_To do_:
Can you write out the whole listing exactly?

# Provided material start

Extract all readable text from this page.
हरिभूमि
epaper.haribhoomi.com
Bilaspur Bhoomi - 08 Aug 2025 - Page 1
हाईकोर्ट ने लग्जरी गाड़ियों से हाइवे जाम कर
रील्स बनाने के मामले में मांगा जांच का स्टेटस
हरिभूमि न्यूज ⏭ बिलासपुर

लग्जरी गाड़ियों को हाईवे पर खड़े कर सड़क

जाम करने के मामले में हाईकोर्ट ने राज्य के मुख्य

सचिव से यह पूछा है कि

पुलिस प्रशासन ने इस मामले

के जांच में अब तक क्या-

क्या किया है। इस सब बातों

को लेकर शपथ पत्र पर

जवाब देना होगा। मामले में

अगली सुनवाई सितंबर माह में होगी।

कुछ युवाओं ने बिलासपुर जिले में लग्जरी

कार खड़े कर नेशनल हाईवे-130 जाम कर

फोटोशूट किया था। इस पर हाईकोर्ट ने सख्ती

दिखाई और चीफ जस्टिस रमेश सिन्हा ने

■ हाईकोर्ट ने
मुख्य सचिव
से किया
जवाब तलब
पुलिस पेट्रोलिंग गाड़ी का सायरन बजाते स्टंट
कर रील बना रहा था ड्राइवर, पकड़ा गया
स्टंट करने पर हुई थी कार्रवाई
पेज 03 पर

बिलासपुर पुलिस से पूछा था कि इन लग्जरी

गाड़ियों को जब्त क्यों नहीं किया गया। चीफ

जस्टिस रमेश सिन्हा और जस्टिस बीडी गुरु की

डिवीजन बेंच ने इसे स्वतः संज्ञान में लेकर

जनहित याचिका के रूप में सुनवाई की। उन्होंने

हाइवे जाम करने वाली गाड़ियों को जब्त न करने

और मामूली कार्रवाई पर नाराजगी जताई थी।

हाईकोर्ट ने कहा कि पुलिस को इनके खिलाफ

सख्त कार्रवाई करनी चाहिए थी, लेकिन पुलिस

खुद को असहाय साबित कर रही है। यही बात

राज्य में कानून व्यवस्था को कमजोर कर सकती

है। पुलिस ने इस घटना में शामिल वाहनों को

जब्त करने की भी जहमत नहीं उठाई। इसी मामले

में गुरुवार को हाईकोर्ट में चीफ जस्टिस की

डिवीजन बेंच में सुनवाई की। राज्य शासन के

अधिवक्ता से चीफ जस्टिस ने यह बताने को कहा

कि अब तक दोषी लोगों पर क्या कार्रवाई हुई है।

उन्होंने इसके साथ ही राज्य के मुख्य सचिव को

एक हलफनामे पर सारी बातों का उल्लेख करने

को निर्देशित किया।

# Provided material end

_Task output_:
Extract all readable text from this page.
हरिभूमि
epaper.haribhoomi.com
Bilaspur Bhoomi - 08 Aug 2025 - Page 1
हाईकोर्ट ने लग्जरी गाड़ियों से हाइवे जाम कर
रील्स बनाने के मामले में मांगा जांच का स्टेटस
हरिभूमि न्यूज ⏭ बिलासपुर

लग्जरी गाड़ियों को हाईवे पर खड़े कर सड़क

जाम करने के मामले में हाईकोर्ट ने राज्य के मुख्य

सचिव से यह पूछा है कि

पुलिस प्रशासन ने इस मामले

के जांच में अब तक क्या-

क्या किया है। इस सब बातों

को लेकर शपथ पत्र पर

जवाब देना होगा। मामले में

अगली सुनवाई सितंबर माह में होगी।

कुछ युवाओं ने बिलासपुर जिले में लग्जरी

कार खड़े कर नेशनल हाईवे-130 जाम कर

फोटोशूट किया था। इस पर हाईकोर्ट ने सख्ती

दिखाई और चीफ जस्टिस रमेश सिन्हा ने

■ हाईकोर्ट ने
मुख्य सचिव
से किया
जवाब तलब
पुलिस पेट्रोलिंग गाड़ी का सायरन बजाते स्टंट
कर रील बना रहा था ड्राइवर, पकड़ा गया
स्टंट करने पर हुई थी कार्रवाई
पेज 03 पर

बिलासपुर पुलिस से पूछा था कि इन लग्जरी

गाड़ियों को जब्त क्यों नहीं किया गया। चीफ

जस्टिस रमेश सिन्हा और जस्टिस बीडी गुरु की

डिवीजन बेंच ने इसे स्वतः संज्ञान में लेकर

जनहित याचिका के रूप में सुनवाई की। उन्होंने

हाइवे जाम करने वाली गाड़ियों को जब्त न करने

और मामूली कार्रवाई पर नाराजगी जताई थी।

हाईकोर्ट ने कहा कि पुलिस को इनके खिलाफ

सख्त कार्रवाई करनी चाहिए थी, लेकिन पुलिस

खुद को असहाय साबित कर रही है। यही बात

राज्य में कानून व्यवस्था को कमजोर कर सकती

है। पुलिस ने इस घटना में शामिल वाहनों को

जब्त करने की भी जहमत नहीं उठाई। इसी मामले

में गुरुवार को हाईकोर्ट में चीफ जस्टिस की

डिवीजन बेंच में सुनवाई की। राज्य शासन के

अधिवक्ता से चीफ जस्टिस ने यह बताने को कहा

कि अब तक दोषी लोगों पर क्या कार्रवाई हुई है।

उन्होंने इसके साथ ही राज्य के मुख्य सचिव को

एक हलफनामे पर सारी बातों का उल्लेख करने

को निर्देशित किया।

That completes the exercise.